--- START ---

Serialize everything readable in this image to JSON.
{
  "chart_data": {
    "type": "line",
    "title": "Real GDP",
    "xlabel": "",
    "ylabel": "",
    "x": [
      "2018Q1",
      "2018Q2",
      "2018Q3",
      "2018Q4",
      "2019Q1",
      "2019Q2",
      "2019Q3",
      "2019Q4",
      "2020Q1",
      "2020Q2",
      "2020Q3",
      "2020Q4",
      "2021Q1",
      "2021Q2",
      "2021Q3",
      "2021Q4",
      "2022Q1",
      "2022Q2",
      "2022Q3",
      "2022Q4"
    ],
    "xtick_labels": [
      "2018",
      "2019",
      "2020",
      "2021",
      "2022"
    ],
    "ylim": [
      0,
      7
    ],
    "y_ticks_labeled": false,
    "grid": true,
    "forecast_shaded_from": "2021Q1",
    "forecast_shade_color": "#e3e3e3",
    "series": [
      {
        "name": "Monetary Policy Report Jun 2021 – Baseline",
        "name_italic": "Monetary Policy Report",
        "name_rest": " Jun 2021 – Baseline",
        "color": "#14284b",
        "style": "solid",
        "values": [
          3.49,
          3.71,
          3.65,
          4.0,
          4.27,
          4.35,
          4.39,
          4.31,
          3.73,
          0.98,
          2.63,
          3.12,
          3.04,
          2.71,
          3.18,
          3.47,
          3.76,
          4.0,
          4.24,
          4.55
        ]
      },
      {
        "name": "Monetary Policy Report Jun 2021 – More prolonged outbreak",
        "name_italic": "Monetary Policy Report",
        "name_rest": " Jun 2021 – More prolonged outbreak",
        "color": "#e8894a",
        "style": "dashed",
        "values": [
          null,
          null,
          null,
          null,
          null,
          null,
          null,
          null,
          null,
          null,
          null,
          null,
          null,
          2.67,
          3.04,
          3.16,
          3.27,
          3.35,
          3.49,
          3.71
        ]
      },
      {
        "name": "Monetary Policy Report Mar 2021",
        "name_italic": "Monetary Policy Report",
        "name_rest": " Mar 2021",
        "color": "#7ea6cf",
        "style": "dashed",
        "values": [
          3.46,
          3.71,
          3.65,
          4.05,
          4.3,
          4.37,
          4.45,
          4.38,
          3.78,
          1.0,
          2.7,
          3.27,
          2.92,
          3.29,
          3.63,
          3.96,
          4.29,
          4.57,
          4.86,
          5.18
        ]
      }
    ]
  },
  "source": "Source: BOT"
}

--- END ---

## GIVEN TASK:
In the listing, find all lines with the string "outbreak" and copy them.

## REPLY:
        "name": "Monetary Policy Report Jun 2021 – More prolonged outbreak",
        "name_rest": " Jun 2021 – More prolonged outbreak",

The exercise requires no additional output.